▶

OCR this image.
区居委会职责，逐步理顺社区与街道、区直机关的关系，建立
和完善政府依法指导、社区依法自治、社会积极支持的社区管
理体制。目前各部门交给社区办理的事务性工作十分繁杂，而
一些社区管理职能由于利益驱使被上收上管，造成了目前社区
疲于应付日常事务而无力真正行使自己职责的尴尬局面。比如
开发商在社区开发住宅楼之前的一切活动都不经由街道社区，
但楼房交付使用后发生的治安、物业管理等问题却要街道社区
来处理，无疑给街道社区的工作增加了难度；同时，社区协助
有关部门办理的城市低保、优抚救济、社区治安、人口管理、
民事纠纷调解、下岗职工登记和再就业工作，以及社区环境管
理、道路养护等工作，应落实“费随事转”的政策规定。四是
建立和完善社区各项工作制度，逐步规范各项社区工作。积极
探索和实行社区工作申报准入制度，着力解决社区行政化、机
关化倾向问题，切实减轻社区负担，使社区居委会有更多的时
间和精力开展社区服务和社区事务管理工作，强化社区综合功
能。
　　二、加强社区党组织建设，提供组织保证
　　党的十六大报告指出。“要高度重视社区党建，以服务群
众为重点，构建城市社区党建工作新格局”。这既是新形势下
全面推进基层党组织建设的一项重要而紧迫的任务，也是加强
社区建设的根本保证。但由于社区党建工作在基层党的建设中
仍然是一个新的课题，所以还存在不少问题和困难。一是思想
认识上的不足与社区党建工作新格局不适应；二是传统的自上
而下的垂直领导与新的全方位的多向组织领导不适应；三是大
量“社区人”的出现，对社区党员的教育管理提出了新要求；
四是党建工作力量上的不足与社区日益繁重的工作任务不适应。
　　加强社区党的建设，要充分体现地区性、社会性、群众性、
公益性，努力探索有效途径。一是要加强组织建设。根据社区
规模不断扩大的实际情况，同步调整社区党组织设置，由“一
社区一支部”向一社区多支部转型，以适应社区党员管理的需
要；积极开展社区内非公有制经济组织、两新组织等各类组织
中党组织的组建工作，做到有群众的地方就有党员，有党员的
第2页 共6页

◀

* Exercise requirements *
Quote all the records. Keep every word exact.

* Solution to this problem *
OCR this image.
区居委会职责，逐步理顺社区与街道、区直机关的关系，建立
和完善政府依法指导、社区依法自治、社会积极支持的社区管
理体制。目前各部门交给社区办理的事务性工作十分繁杂，而
一些社区管理职能由于利益驱使被上收上管，造成了目前社区
疲于应付日常事务而无力真正行使自己职责的尴尬局面。比如
开发商在社区开发住宅楼之前的一切活动都不经由街道社区，
但楼房交付使用后发生的治安、物业管理等问题却要街道社区
来处理，无疑给街道社区的工作增加了难度；同时，社区协助
有关部门办理的城市低保、优抚救济、社区治安、人口管理、
民事纠纷调解、下岗职工登记和再就业工作，以及社区环境管
理、道路养护等工作，应落实“费随事转”的政策规定。四是
建立和完善社区各项工作制度，逐步规范各项社区工作。积极
探索和实行社区工作申报准入制度，着力解决社区行政化、机
关化倾向问题，切实减轻社区负担，使社区居委会有更多的时
间和精力开展社区服务和社区事务管理工作，强化社区综合功
能。
　　二、加强社区党组织建设，提供组织保证
　　党的十六大报告指出。“要高度重视社区党建，以服务群
众为重点，构建城市社区党建工作新格局”。这既是新形势下
全面推进基层党组织建设的一项重要而紧迫的任务，也是加强
社区建设的根本保证。但由于社区党建工作在基层党的建设中
仍然是一个新的课题，所以还存在不少问题和困难。一是思想
认识上的不足与社区党建工作新格局不适应；二是传统的自上
而下的垂直领导与新的全方位的多向组织领导不适应；三是大
量“社区人”的出现，对社区党员的教育管理提出了新要求；
四是党建工作力量上的不足与社区日益繁重的工作任务不适应。
　　加强社区党的建设，要充分体现地区性、社会性、群众性、
公益性，努力探索有效途径。一是要加强组织建设。根据社区
规模不断扩大的实际情况，同步调整社区党组织设置，由“一
社区一支部”向一社区多支部转型，以适应社区党员管理的需
要；积极开展社区内非公有制经济组织、两新组织等各类组织
中党组织的组建工作，做到有群众的地方就有党员，有党员的
第2页 共6页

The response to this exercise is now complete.